Written instruction: Each line that includes the word "sofas" counts once; give the total and nothing more.

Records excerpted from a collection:
++++++++
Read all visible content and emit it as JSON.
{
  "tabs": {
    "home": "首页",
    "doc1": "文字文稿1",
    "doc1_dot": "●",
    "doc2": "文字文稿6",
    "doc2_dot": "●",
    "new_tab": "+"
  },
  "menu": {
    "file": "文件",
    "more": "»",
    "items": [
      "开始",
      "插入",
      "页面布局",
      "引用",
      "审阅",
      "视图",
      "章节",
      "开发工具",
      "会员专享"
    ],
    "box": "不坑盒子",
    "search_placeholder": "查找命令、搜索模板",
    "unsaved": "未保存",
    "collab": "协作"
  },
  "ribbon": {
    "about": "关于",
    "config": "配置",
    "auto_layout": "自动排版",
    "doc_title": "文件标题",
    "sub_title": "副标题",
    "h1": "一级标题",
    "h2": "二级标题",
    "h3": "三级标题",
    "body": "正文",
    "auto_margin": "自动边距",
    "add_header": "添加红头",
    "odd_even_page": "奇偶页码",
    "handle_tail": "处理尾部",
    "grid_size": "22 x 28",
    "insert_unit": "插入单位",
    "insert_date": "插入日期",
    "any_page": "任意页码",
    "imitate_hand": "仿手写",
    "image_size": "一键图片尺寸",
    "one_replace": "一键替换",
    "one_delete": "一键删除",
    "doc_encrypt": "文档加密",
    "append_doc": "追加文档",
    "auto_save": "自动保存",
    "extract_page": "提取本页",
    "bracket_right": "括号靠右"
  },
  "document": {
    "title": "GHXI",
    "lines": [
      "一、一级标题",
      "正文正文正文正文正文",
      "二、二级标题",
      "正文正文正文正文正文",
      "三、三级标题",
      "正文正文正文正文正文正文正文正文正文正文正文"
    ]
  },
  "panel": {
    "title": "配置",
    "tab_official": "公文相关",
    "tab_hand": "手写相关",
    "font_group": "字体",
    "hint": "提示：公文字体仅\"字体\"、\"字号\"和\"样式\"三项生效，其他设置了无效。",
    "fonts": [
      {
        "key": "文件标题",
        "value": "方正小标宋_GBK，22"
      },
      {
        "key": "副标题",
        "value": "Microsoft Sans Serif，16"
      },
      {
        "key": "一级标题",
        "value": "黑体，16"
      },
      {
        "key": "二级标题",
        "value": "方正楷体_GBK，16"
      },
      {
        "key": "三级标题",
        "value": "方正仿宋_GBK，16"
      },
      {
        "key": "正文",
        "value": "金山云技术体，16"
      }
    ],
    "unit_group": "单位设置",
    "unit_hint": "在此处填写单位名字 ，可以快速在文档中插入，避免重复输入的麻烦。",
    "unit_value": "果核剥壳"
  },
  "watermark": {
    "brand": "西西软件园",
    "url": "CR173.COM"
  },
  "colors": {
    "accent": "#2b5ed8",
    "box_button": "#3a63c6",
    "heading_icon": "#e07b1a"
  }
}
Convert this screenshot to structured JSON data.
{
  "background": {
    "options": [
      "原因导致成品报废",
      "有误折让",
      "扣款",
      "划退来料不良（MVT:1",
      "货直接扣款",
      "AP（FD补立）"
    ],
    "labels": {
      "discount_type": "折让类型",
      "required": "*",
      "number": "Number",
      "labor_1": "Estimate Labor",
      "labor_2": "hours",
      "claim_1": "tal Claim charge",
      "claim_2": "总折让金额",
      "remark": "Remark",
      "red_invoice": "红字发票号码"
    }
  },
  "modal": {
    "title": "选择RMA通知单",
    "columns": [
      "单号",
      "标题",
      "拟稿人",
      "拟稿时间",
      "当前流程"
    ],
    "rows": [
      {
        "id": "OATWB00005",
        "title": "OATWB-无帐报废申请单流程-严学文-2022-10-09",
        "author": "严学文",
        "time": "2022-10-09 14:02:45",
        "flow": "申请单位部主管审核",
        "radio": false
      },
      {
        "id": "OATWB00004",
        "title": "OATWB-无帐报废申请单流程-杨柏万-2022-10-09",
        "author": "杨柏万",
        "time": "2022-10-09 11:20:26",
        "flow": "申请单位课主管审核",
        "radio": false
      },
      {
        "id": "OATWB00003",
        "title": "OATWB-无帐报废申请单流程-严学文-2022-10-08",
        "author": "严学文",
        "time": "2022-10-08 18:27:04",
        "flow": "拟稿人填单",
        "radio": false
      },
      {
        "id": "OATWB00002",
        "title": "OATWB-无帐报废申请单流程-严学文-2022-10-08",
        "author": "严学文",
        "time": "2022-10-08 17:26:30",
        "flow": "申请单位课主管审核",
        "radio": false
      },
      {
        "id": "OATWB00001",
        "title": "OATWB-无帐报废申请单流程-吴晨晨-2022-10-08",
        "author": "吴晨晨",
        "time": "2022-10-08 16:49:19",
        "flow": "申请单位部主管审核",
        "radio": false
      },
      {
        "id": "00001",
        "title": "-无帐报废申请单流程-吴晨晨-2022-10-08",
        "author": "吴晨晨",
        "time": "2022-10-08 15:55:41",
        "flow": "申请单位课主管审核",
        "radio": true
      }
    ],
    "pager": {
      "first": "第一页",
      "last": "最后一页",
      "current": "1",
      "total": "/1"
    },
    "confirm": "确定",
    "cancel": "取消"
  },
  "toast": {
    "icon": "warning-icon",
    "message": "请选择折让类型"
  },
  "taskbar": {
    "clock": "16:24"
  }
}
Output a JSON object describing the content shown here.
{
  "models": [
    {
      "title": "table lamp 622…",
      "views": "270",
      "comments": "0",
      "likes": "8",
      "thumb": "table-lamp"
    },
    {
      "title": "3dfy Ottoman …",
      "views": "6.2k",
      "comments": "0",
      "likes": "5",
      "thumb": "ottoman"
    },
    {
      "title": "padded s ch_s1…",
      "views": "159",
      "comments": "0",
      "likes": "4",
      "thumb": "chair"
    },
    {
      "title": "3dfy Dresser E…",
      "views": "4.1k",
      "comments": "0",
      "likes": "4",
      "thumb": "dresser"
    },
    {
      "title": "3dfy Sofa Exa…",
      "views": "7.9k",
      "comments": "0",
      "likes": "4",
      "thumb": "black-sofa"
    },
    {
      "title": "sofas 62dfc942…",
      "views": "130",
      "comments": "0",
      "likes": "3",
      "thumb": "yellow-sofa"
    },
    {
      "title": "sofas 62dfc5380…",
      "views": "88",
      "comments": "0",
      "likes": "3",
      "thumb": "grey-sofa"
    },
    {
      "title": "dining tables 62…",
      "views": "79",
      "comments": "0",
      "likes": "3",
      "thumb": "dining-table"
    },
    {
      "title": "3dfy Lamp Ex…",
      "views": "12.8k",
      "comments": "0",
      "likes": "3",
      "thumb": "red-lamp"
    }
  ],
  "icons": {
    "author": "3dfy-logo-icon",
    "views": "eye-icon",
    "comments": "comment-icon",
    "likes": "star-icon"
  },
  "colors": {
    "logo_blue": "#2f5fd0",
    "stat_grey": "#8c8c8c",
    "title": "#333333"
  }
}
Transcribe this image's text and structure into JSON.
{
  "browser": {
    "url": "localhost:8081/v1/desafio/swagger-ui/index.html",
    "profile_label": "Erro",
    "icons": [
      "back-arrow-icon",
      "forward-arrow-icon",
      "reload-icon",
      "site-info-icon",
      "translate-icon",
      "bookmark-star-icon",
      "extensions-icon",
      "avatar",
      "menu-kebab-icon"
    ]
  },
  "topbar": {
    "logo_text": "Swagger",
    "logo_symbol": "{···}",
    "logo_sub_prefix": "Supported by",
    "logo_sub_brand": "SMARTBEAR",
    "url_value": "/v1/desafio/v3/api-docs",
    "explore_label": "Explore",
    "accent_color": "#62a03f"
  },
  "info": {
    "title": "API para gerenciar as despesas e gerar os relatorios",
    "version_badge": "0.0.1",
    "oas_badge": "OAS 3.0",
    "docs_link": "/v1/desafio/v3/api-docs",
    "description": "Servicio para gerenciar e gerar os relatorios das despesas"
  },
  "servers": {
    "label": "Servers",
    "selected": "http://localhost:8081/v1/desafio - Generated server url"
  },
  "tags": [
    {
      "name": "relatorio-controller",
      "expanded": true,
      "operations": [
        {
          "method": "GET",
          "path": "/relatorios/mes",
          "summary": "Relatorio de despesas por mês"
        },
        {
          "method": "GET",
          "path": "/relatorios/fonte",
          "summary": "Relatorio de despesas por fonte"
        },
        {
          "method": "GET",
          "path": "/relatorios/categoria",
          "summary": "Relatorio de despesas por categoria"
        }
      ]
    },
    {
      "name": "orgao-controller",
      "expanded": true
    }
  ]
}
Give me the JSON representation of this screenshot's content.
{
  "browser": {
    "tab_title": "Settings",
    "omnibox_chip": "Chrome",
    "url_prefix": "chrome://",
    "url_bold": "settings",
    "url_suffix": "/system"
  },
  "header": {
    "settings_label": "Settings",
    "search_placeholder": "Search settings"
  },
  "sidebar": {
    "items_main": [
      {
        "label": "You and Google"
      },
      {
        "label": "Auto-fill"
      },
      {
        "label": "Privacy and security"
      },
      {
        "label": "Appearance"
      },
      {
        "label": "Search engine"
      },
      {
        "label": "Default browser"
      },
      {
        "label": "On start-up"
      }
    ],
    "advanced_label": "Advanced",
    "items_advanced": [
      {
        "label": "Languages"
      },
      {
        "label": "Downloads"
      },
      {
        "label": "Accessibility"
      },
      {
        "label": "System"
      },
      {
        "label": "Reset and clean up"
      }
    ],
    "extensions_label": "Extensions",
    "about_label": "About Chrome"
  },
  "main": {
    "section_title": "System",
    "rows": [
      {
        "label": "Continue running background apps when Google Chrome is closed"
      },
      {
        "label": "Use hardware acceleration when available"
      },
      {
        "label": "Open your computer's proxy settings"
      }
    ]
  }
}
++++++++
Exercise response: 2